● **Exercise aim**: Report how many lines of the records below include the word "NATIONAL". Give nothing but the number.

● **Data shown**:
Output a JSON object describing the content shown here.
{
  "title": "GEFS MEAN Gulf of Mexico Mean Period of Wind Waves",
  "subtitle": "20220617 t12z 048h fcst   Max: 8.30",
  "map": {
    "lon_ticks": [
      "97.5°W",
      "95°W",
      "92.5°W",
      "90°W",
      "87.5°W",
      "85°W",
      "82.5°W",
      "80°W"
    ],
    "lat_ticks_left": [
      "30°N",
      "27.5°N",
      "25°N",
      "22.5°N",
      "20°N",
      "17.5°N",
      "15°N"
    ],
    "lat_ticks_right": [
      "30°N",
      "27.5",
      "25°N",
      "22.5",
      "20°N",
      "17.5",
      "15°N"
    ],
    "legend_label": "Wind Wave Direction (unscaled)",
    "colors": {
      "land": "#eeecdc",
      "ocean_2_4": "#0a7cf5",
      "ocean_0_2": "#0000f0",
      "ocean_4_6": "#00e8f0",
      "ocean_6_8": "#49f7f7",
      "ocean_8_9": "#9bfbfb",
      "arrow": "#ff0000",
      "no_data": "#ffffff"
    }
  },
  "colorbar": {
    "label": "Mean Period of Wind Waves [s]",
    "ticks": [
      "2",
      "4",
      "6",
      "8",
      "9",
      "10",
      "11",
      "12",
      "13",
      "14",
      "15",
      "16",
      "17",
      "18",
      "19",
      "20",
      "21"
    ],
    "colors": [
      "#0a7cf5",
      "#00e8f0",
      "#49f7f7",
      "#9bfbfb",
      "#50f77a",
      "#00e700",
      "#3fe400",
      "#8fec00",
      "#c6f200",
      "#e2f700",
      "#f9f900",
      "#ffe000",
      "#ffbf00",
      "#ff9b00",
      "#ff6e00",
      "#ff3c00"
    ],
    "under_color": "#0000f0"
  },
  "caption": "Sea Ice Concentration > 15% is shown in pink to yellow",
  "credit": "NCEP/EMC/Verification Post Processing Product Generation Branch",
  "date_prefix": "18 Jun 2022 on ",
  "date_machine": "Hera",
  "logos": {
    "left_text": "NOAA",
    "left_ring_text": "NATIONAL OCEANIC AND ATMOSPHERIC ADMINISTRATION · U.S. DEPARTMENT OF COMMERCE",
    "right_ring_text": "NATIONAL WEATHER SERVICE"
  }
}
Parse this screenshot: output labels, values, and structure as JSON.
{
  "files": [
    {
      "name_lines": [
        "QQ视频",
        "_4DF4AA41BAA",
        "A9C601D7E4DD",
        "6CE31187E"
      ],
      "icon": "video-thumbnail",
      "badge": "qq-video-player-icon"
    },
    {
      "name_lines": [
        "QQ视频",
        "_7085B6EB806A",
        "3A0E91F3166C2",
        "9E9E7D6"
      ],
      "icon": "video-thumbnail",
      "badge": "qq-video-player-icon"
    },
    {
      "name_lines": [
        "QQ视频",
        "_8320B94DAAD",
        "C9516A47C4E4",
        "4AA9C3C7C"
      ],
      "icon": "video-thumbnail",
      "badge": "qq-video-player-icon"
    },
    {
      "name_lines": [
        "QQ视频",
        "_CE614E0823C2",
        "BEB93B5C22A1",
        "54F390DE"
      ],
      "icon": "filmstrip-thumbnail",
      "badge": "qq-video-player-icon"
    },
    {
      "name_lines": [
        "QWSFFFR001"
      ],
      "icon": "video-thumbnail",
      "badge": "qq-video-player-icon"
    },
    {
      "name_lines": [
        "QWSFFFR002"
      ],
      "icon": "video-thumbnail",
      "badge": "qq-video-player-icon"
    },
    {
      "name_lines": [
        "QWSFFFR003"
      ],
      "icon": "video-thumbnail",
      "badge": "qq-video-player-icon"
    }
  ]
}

● **Problem solution**: 2